## start Source material
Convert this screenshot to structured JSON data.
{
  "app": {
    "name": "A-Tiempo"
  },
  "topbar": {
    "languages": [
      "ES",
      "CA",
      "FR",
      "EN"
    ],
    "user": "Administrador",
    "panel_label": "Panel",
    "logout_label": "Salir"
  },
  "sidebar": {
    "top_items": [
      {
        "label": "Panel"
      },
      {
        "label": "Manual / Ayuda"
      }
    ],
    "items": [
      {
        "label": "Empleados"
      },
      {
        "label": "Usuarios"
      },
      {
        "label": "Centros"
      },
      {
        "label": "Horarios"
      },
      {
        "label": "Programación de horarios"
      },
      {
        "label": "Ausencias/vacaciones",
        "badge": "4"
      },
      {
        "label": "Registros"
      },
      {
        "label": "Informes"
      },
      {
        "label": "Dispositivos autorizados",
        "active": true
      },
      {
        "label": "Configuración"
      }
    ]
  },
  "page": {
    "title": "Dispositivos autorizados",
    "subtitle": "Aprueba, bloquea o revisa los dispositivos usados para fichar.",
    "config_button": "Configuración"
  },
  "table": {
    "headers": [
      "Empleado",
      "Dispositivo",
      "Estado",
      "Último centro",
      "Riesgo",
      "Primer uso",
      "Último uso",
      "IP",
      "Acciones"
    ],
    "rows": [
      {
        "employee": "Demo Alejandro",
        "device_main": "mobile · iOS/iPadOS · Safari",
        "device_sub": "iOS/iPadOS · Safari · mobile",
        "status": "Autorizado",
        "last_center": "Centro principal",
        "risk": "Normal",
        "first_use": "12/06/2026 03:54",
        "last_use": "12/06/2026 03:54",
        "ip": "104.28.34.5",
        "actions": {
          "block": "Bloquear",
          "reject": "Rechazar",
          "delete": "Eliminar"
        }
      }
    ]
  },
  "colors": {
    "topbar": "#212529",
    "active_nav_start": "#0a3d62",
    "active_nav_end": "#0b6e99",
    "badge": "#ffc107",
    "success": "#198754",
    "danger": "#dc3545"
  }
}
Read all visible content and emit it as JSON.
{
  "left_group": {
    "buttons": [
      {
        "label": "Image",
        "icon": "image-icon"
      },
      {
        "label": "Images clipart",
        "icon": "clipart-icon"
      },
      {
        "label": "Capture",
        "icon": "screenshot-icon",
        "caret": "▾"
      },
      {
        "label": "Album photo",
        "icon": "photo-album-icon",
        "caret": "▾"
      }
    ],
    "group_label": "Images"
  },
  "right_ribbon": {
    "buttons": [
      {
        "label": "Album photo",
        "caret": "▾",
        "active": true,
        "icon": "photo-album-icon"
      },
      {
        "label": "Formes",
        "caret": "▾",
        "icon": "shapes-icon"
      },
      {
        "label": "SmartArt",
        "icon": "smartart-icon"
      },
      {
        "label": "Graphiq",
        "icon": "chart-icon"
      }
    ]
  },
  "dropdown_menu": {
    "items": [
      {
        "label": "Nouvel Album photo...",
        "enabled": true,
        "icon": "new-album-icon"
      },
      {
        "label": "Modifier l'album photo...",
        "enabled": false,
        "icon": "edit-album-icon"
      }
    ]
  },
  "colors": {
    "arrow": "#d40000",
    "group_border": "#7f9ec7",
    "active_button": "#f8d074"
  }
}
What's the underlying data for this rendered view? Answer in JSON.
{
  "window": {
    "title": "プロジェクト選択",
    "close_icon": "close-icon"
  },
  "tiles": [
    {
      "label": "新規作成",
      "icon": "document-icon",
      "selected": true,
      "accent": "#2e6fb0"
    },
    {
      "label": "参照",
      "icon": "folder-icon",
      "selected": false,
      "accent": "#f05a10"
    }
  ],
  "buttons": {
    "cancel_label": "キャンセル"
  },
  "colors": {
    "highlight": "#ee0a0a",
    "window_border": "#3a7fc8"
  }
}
## end Source material
**Task objective**
Among the entries above, identify all lines with "Images" and copy them.

**Solution to this exercise**
        "label": "Images clipart",
    "group_label": "Images"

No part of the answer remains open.